What you have to do:
Please transcribe the data below exactly. Leave the pictures out.

Data shown:
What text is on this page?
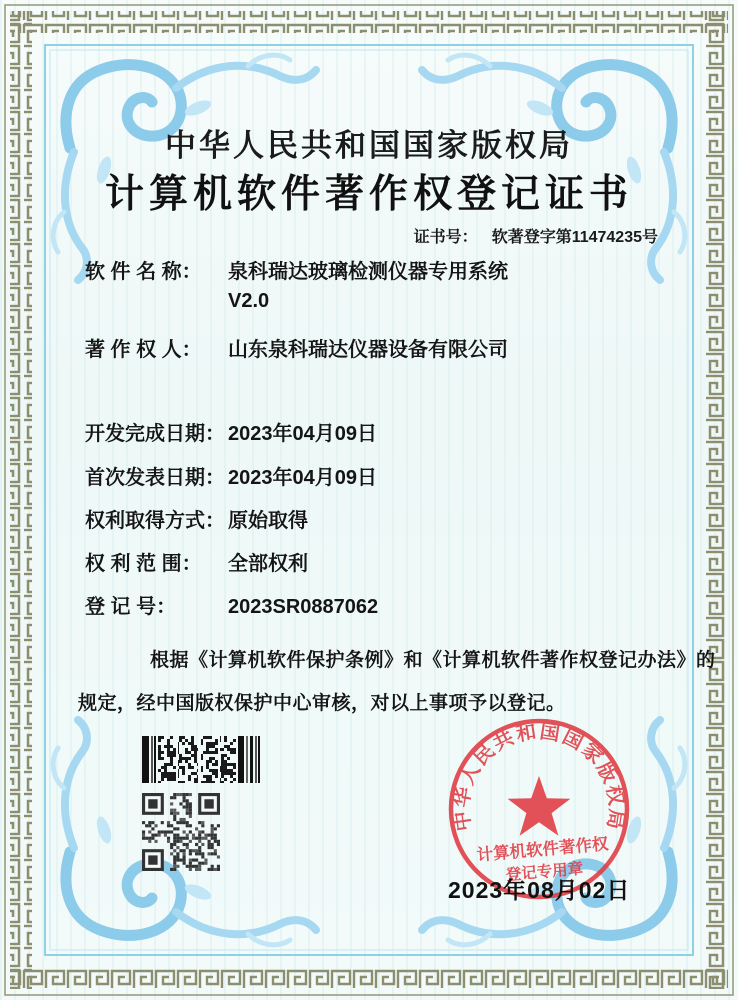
中华人民共和国国家版权局
计算机软件著作权登记证书
证书号： 软著登字第11474235号
软 件 名 称： 泉科瑞达玻璃检测仪器专用系统
V2.0
著 作 权 人： 山东泉科瑞达仪器设备有限公司
开发完成日期： 2023年04月09日
首次发表日期： 2023年04月09日
权利取得方式： 原始取得
权 利 范 围： 全部权利
登 记 号：	2023SR0887062
根据《计算机软件保护条例》和《计算机软件著作权登记办法》的
规定，经中国版权保护中心审核，对以上事项予以登记。
中华人民共和国国家版权局
计算机软件著作权
登记专用章
2023年08月02日
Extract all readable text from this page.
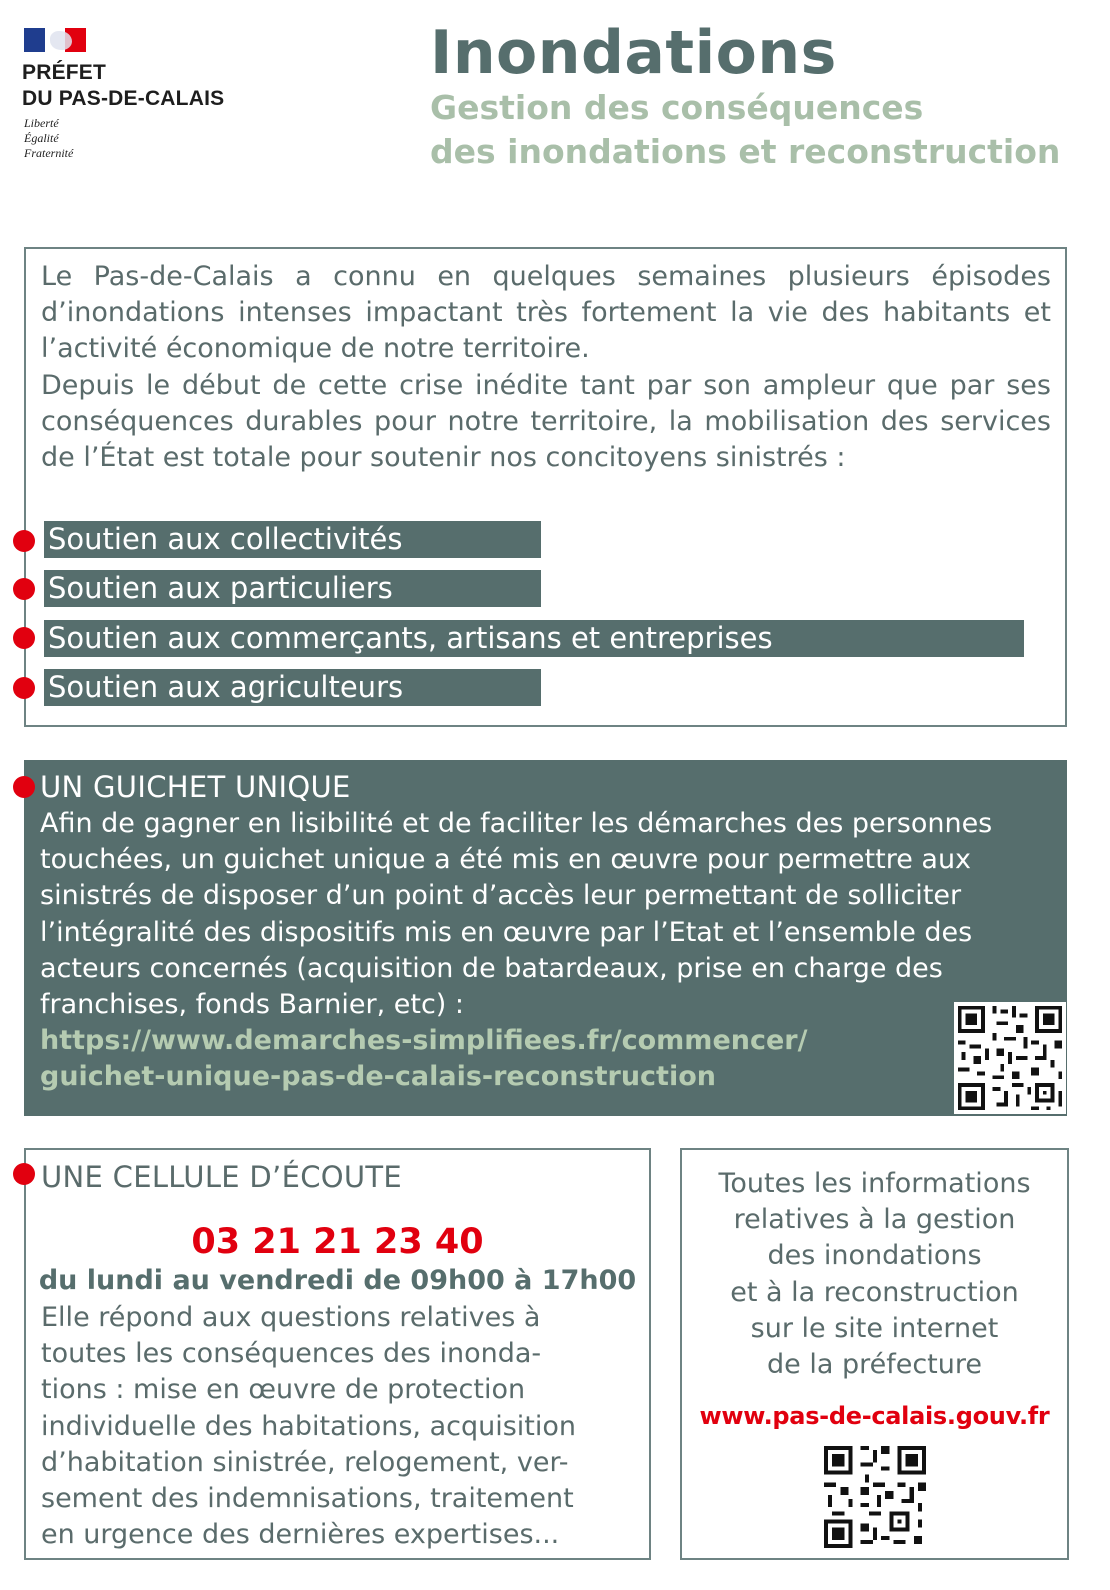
PRÉFET
DU PAS-DE-CALAIS
Liberté
Égalité
Fraternité
Inondations
Gestion des conséquences
des inondations et reconstruction

Le Pas-de-Calais a connu en quelques semaines plusieurs épisodes d’inondations intenses impactant très fortement la vie des habitants et l’activité économique de notre territoire.

Depuis le début de cette crise inédite tant par son ampleur que par ses conséquences durables pour notre territoire, la mobilisation des services de l’État est totale pour soutenir nos concitoyens sinistrés :

Soutien aux collectivités
Soutien aux particuliers
Soutien aux commerçants, artisans et entreprises
Soutien aux agriculteurs
UN GUICHET UNIQUE

Afin de gagner en lisibilité et de faciliter les démarches des personnes

touchées, un guichet unique a été mis en œuvre pour permettre aux

sinistrés de disposer d’un point d’accès leur permettant de solliciter

l’intégralité des dispositifs mis en œuvre par l’Etat et l’ensemble des

acteurs concernés (acquisition de batardeaux, prise en charge des

franchises, fonds Barnier, etc) :

https://www.demarches-simplifiees.fr/commencer/
guichet-unique-pas-de-calais-reconstruction
UNE CELLULE D’ÉCOUTE
03 21 21 23 40
du lundi au vendredi de 09h00 à 17h00

Elle répond aux questions relatives à

toutes les conséquences des inonda-

tions : mise en œuvre de protection

individuelle des habitations, acquisition

d’habitation sinistrée, relogement, ver-

sement des indemnisations, traitement

en urgence des dernières expertises...

Toutes les informations

relatives à la gestion

des inondations

et à la reconstruction

sur le site internet

de la préfecture

www.pas-de-calais.gouv.fr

Solved exercise:
What text is on this page?
中华人民共和国国家版权局
计算机软件著作权登记证书
证书号： 软著登字第11474235号
软 件 名 称： 泉科瑞达玻璃检测仪器专用系统
V2.0
著 作 权 人： 山东泉科瑞达仪器设备有限公司
开发完成日期： 2023年04月09日
首次发表日期： 2023年04月09日
权利取得方式： 原始取得
权 利 范 围： 全部权利
登 记 号：	2023SR0887062
根据《计算机软件保护条例》和《计算机软件著作权登记办法》的
规定，经中国版权保护中心审核，对以上事项予以登记。
中华人民共和国国家版权局
计算机软件著作权
登记专用章
2023年08月02日
Extract all readable text from this page.
PRÉFET
DU PAS-DE-CALAIS
Liberté
Égalité
Fraternité
Inondations
Gestion des conséquences
des inondations et reconstruction

Le Pas-de-Calais a connu en quelques semaines plusieurs épisodes d’inondations intenses impactant très fortement la vie des habitants et l’activité économique de notre territoire.

Depuis le début de cette crise inédite tant par son ampleur que par ses conséquences durables pour notre territoire, la mobilisation des services de l’État est totale pour soutenir nos concitoyens sinistrés :

Soutien aux collectivités
Soutien aux particuliers
Soutien aux commerçants, artisans et entreprises
Soutien aux agriculteurs
UN GUICHET UNIQUE

Afin de gagner en lisibilité et de faciliter les démarches des personnes

touchées, un guichet unique a été mis en œuvre pour permettre aux

sinistrés de disposer d’un point d’accès leur permettant de solliciter

l’intégralité des dispositifs mis en œuvre par l’Etat et l’ensemble des

acteurs concernés (acquisition de batardeaux, prise en charge des

franchises, fonds Barnier, etc) :

https://www.demarches-simplifiees.fr/commencer/
guichet-unique-pas-de-calais-reconstruction
UNE CELLULE D’ÉCOUTE
03 21 21 23 40
du lundi au vendredi de 09h00 à 17h00

Elle répond aux questions relatives à

toutes les conséquences des inonda-

tions : mise en œuvre de protection

individuelle des habitations, acquisition

d’habitation sinistrée, relogement, ver-

sement des indemnisations, traitement

en urgence des dernières expertises...

Toutes les informations

relatives à la gestion

des inondations

et à la reconstruction

sur le site internet

de la préfecture

www.pas-de-calais.gouv.fr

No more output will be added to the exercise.